## BEGIN INPUT FOR THIS TASK

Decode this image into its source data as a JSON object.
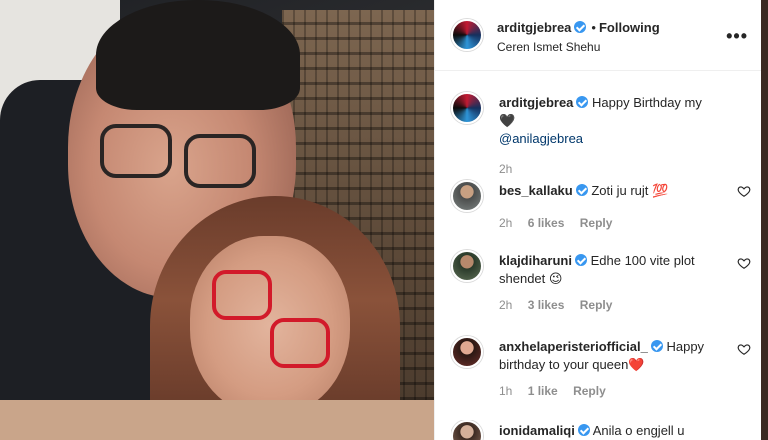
{
  "post": {
    "author": "arditgjebrea",
    "follow_status": "Following",
    "separator": "•",
    "location": "Ceren Ismet Shehu",
    "more_label": "•••"
  },
  "caption": {
    "username": "arditgjebrea",
    "text": "Happy Birthday my",
    "emoji": "🖤",
    "mention": "@anilagjebrea",
    "time": "2h"
  },
  "comments": [
    {
      "username": "bes_kallaku",
      "verified": true,
      "text": "Zoti ju rujt",
      "emoji": "💯",
      "time": "2h",
      "likes": "6 likes",
      "reply": "Reply"
    },
    {
      "username": "klajdiharuni",
      "verified": true,
      "text": "Edhe 100 vite plot shendet",
      "emoji": "😉",
      "time": "2h",
      "likes": "3 likes",
      "reply": "Reply"
    },
    {
      "username": "anxhelaperisteriofficial_",
      "verified": true,
      "text": "Happy birthday to your queen",
      "emoji": "❤️",
      "time": "1h",
      "likes": "1 like",
      "reply": "Reply"
    },
    {
      "username": "ionidamaliqi",
      "verified": true,
      "text": "Anila o engjell u",
      "emoji": "",
      "time": "",
      "likes": "",
      "reply": ""
    }
  ],
  "colors": {
    "verified": "#3897f0",
    "mention": "#00376b",
    "muted": "#8e8e8e",
    "glasses_red": "#d21a2a"
  }
}
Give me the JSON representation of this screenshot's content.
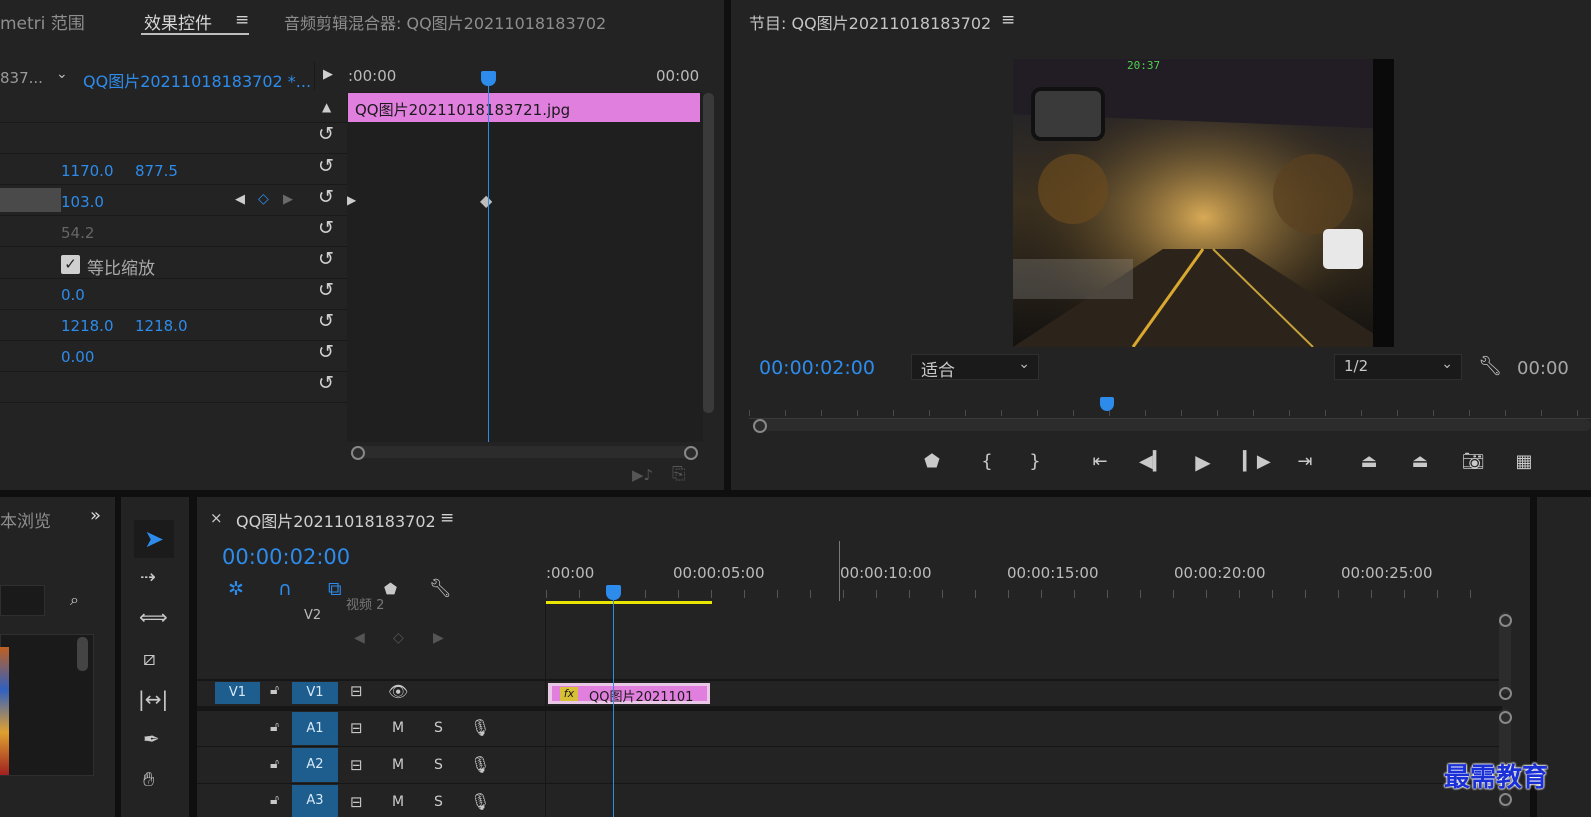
{
  "effect_controls": {
    "tabs": {
      "lumetri": "metri 范围",
      "effects": "效果控件",
      "mixer": "音频剪辑混合器: QQ图片20211018183702"
    },
    "source_label": "837...",
    "sequence_label": "QQ图片20211018183702 *...",
    "timeline_start": ":00:00",
    "timeline_end": "00:00",
    "clip_name": "QQ图片20211018183721.jpg",
    "position": {
      "x": "1170.0",
      "y": "877.5"
    },
    "scale": "103.0",
    "scale_width": "54.2",
    "uniform_scale_label": "等比缩放",
    "rotation": "0.0",
    "anchor": {
      "x": "1218.0",
      "y": "1218.0"
    },
    "anti_flicker": "0.00"
  },
  "program_monitor": {
    "title": "节目: QQ图片20211018183702",
    "timecode": "00:00:02:00",
    "fit_label": "适合",
    "resolution": "1/2",
    "end_timecode": "00:00",
    "dash_clock": "20:37"
  },
  "project_panel": {
    "title": "本浏览"
  },
  "timeline": {
    "sequence_name": "QQ图片20211018183702",
    "timecode": "00:00:02:00",
    "ruler": [
      ":00:00",
      "00:00:05:00",
      "00:00:10:00",
      "00:00:15:00",
      "00:00:20:00",
      "00:00:25:00"
    ],
    "tracks": {
      "v2": "V2",
      "v2_name": "视频 2",
      "v1_source": "V1",
      "v1": "V1",
      "a1": "A1",
      "a2": "A2",
      "a3": "A3",
      "mute": "M",
      "solo": "S"
    },
    "clip_label": "QQ图片2021101",
    "fx_badge": "fx"
  },
  "watermark": "最需教育",
  "colors": {
    "accent": "#2d8ceb",
    "clip_pink": "#e17fdf",
    "panel": "#232323",
    "yellow": "#e8e600"
  }
}
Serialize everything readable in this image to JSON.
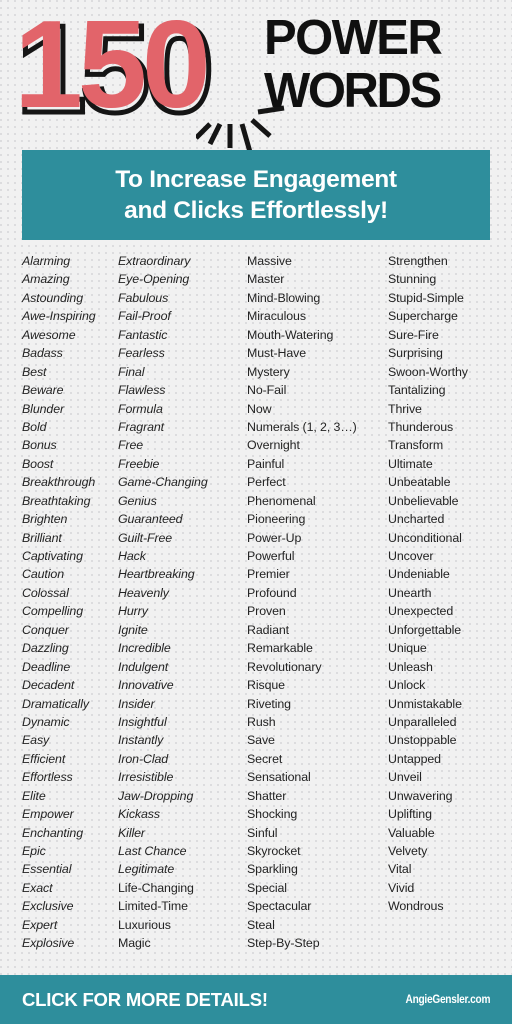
{
  "header": {
    "number": "150",
    "title_line_1": "POWER",
    "title_line_2": "WORDS",
    "number_color": "#e2646a",
    "title_color": "#101010"
  },
  "banner": {
    "line_1": "To Increase Engagement",
    "line_2": "and Clicks Effortlessly!",
    "background_color": "#2e8e9c",
    "text_color": "#ffffff"
  },
  "footer": {
    "cta": "CLICK FOR MORE DETAILS!",
    "site": "AngieGensler.com",
    "background_color": "#2e8e9c",
    "text_color": "#ffffff"
  },
  "page": {
    "background_color": "#f1f1f1",
    "total_words": 150
  },
  "columns": [
    {
      "index": 0,
      "style": "italic",
      "words": [
        "Alarming",
        "Amazing",
        "Astounding",
        "Awe-Inspiring",
        "Awesome",
        "Badass",
        "Best",
        "Beware",
        "Blunder",
        "Bold",
        "Bonus",
        "Boost",
        "Breakthrough",
        "Breathtaking",
        "Brighten",
        "Brilliant",
        "Captivating",
        "Caution",
        "Colossal",
        "Compelling",
        "Conquer",
        "Dazzling",
        "Deadline",
        "Decadent",
        "Dramatically",
        "Dynamic",
        "Easy",
        "Efficient",
        "Effortless",
        "Elite",
        "Empower",
        "Enchanting",
        "Epic",
        "Essential",
        "Exact",
        "Exclusive",
        "Expert",
        "Explosive"
      ]
    },
    {
      "index": 1,
      "style": "mixed",
      "italic_count": 34,
      "words": [
        "Extraordinary",
        "Eye-Opening",
        "Fabulous",
        "Fail-Proof",
        "Fantastic",
        "Fearless",
        "Final",
        "Flawless",
        "Formula",
        "Fragrant",
        "Free",
        "Freebie",
        "Game-Changing",
        "Genius",
        "Guaranteed",
        "Guilt-Free",
        "Hack",
        "Heartbreaking",
        "Heavenly",
        "Hurry",
        "Ignite",
        "Incredible",
        "Indulgent",
        "Innovative",
        "Insider",
        "Insightful",
        "Instantly",
        "Iron-Clad",
        "Irresistible",
        "Jaw-Dropping",
        "Kickass",
        "Killer",
        "Last Chance",
        "Legitimate",
        "Life-Changing",
        "Limited-Time",
        "Luxurious",
        "Magic"
      ]
    },
    {
      "index": 2,
      "style": "regular",
      "words": [
        "Massive",
        "Master",
        "Mind-Blowing",
        "Miraculous",
        "Mouth-Watering",
        "Must-Have",
        "Mystery",
        "No-Fail",
        "Now",
        "Numerals (1, 2, 3…)",
        "Overnight",
        "Painful",
        "Perfect",
        "Phenomenal",
        "Pioneering",
        "Power-Up",
        "Powerful",
        "Premier",
        "Profound",
        "Proven",
        "Radiant",
        "Remarkable",
        "Revolutionary",
        "Risque",
        "Riveting",
        "Rush",
        "Save",
        "Secret",
        "Sensational",
        "Shatter",
        "Shocking",
        "Sinful",
        "Skyrocket",
        "Sparkling",
        "Special",
        "Spectacular",
        "Steal",
        "Step-By-Step"
      ]
    },
    {
      "index": 3,
      "style": "regular",
      "words": [
        "Strengthen",
        "Stunning",
        "Stupid-Simple",
        "Supercharge",
        "Sure-Fire",
        "Surprising",
        "Swoon-Worthy",
        "Tantalizing",
        "Thrive",
        "Thunderous",
        "Transform",
        "Ultimate",
        "Unbeatable",
        "Unbelievable",
        "Uncharted",
        "Unconditional",
        "Uncover",
        "Undeniable",
        "Unearth",
        "Unexpected",
        "Unforgettable",
        "Unique",
        "Unleash",
        "Unlock",
        "Unmistakable",
        "Unparalleled",
        "Unstoppable",
        "Untapped",
        "Unveil",
        "Unwavering",
        "Uplifting",
        "Valuable",
        "Velvety",
        "Vital",
        "Vivid",
        "Wondrous"
      ]
    }
  ]
}
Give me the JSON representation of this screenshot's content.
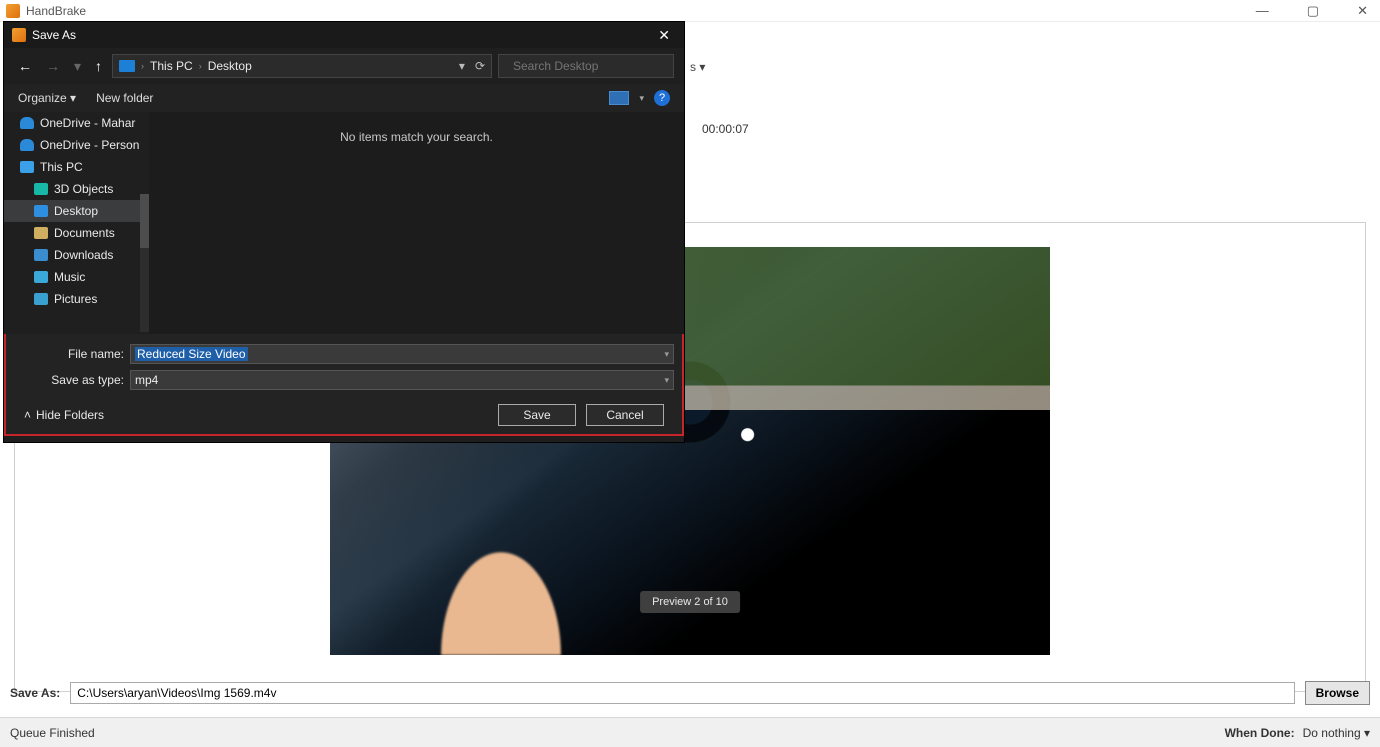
{
  "app": {
    "title": "HandBrake"
  },
  "window_controls": {
    "min": "—",
    "max": "▢",
    "close": "✕"
  },
  "bg": {
    "tab_trail": "s   ▾",
    "duration": "00:00:07",
    "preview_label": "Preview 2 of 10",
    "prev": "<",
    "next": ">"
  },
  "save_row": {
    "label": "Save As:",
    "path": "C:\\Users\\aryan\\Videos\\Img 1569.m4v",
    "browse": "Browse"
  },
  "status": {
    "left": "Queue Finished",
    "whendone_label": "When Done:",
    "whendone_value": "Do nothing ▾"
  },
  "dialog": {
    "title": "Save As",
    "close": "✕",
    "nav": {
      "back": "←",
      "forward": "→",
      "recent": "▾",
      "up": "↑"
    },
    "breadcrumb": {
      "pc": "This PC",
      "sep": "›",
      "loc": "Desktop",
      "refresh": "⟳",
      "dd": "▾"
    },
    "search_placeholder": "Search Desktop",
    "toolbar": {
      "organize": "Organize ▾",
      "newfolder": "New folder",
      "view_dd": "▾",
      "help": "?"
    },
    "tree": {
      "onedrive_m": "OneDrive - Mahar",
      "onedrive_p": "OneDrive - Person",
      "thispc": "This PC",
      "threed": "3D Objects",
      "desktop": "Desktop",
      "documents": "Documents",
      "downloads": "Downloads",
      "music": "Music",
      "pictures": "Pictures"
    },
    "empty": "No items match your search.",
    "filename_label": "File name:",
    "filename_value": "Reduced Size Video",
    "savetype_label": "Save as type:",
    "savetype_value": "mp4",
    "hide_folders": "Hide Folders",
    "save": "Save",
    "cancel": "Cancel"
  }
}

## END INPUT FOR THIS TASK

§ **YOUR GOAL**
Where a line in the material above holds "mention", copy that line.

§ **EXERCISE SOLUTION**
    "mention": "@anilagjebrea",
    "mention": "#00376b",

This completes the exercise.